**What this task involves**
Each record below should appear again exactly as written.

# Exercise material start

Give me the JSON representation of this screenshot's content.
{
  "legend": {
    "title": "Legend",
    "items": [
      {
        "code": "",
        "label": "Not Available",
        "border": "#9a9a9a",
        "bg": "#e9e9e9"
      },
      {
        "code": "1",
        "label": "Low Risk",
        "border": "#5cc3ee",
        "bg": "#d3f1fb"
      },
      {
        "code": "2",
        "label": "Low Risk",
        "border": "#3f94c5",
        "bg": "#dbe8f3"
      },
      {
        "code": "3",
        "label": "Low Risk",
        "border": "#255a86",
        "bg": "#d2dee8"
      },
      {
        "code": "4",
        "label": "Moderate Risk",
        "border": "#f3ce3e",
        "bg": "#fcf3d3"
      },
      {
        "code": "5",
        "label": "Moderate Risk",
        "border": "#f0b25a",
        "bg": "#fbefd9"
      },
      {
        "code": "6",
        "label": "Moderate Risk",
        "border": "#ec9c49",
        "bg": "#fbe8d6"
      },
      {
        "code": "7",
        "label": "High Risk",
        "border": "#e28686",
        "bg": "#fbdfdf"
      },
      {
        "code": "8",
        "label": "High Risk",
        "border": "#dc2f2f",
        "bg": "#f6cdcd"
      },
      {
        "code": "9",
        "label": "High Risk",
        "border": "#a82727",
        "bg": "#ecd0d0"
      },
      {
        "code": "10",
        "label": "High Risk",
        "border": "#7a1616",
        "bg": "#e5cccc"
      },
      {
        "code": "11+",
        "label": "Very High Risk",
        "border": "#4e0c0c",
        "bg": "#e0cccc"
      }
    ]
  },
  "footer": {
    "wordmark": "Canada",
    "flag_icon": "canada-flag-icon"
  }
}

# Exercise material end

**Exercise answer**
Give me the JSON representation of this screenshot's content.
{
  "legend": {
    "title": "Legend",
    "items": [
      {
        "code": "",
        "label": "Not Available",
        "border": "#9a9a9a",
        "bg": "#e9e9e9"
      },
      {
        "code": "1",
        "label": "Low Risk",
        "border": "#5cc3ee",
        "bg": "#d3f1fb"
      },
      {
        "code": "2",
        "label": "Low Risk",
        "border": "#3f94c5",
        "bg": "#dbe8f3"
      },
      {
        "code": "3",
        "label": "Low Risk",
        "border": "#255a86",
        "bg": "#d2dee8"
      },
      {
        "code": "4",
        "label": "Moderate Risk",
        "border": "#f3ce3e",
        "bg": "#fcf3d3"
      },
      {
        "code": "5",
        "label": "Moderate Risk",
        "border": "#f0b25a",
        "bg": "#fbefd9"
      },
      {
        "code": "6",
        "label": "Moderate Risk",
        "border": "#ec9c49",
        "bg": "#fbe8d6"
      },
      {
        "code": "7",
        "label": "High Risk",
        "border": "#e28686",
        "bg": "#fbdfdf"
      },
      {
        "code": "8",
        "label": "High Risk",
        "border": "#dc2f2f",
        "bg": "#f6cdcd"
      },
      {
        "code": "9",
        "label": "High Risk",
        "border": "#a82727",
        "bg": "#ecd0d0"
      },
      {
        "code": "10",
        "label": "High Risk",
        "border": "#7a1616",
        "bg": "#e5cccc"
      },
      {
        "code": "11+",
        "label": "Very High Risk",
        "border": "#4e0c0c",
        "bg": "#e0cccc"
      }
    ]
  },
  "footer": {
    "wordmark": "Canada",
    "flag_icon": "canada-flag-icon"
  }
}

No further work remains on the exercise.